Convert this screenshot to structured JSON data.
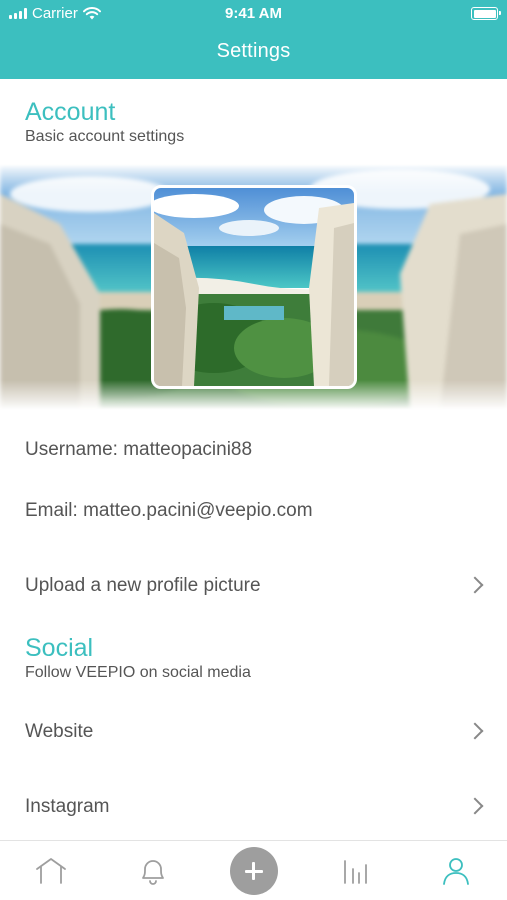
{
  "status_bar": {
    "carrier": "Carrier",
    "time": "9:41 AM",
    "icons": [
      "signal-icon",
      "wifi-icon",
      "battery-icon"
    ]
  },
  "nav": {
    "title": "Settings"
  },
  "account": {
    "title": "Account",
    "subtitle": "Basic account settings",
    "username_label": "Username: matteopacini88",
    "email_label": "Email: matteo.pacini@veepio.com",
    "upload_label": "Upload a new profile picture"
  },
  "social": {
    "title": "Social",
    "subtitle": "Follow VEEPIO on social media",
    "items": [
      {
        "label": "Website"
      },
      {
        "label": "Instagram"
      }
    ]
  },
  "tabbar": {
    "tabs": [
      "home-icon",
      "bell-icon",
      "add-icon",
      "stats-icon",
      "profile-icon"
    ],
    "active": "profile-icon"
  },
  "colors": {
    "accent": "#3cbfbf",
    "text_secondary": "#555555",
    "icon_inactive": "#9e9e9e"
  }
}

## WRITTEN PROBLEM
Return the listing above in full and without alteration, excluding its pictures.

## RESULT
Convert this screenshot to structured JSON data.
{
  "status_bar": {
    "carrier": "Carrier",
    "time": "9:41 AM",
    "icons": [
      "signal-icon",
      "wifi-icon",
      "battery-icon"
    ]
  },
  "nav": {
    "title": "Settings"
  },
  "account": {
    "title": "Account",
    "subtitle": "Basic account settings",
    "username_label": "Username: matteopacini88",
    "email_label": "Email: matteo.pacini@veepio.com",
    "upload_label": "Upload a new profile picture"
  },
  "social": {
    "title": "Social",
    "subtitle": "Follow VEEPIO on social media",
    "items": [
      {
        "label": "Website"
      },
      {
        "label": "Instagram"
      }
    ]
  },
  "tabbar": {
    "tabs": [
      "home-icon",
      "bell-icon",
      "add-icon",
      "stats-icon",
      "profile-icon"
    ],
    "active": "profile-icon"
  },
  "colors": {
    "accent": "#3cbfbf",
    "text_secondary": "#555555",
    "icon_inactive": "#9e9e9e"
  }
}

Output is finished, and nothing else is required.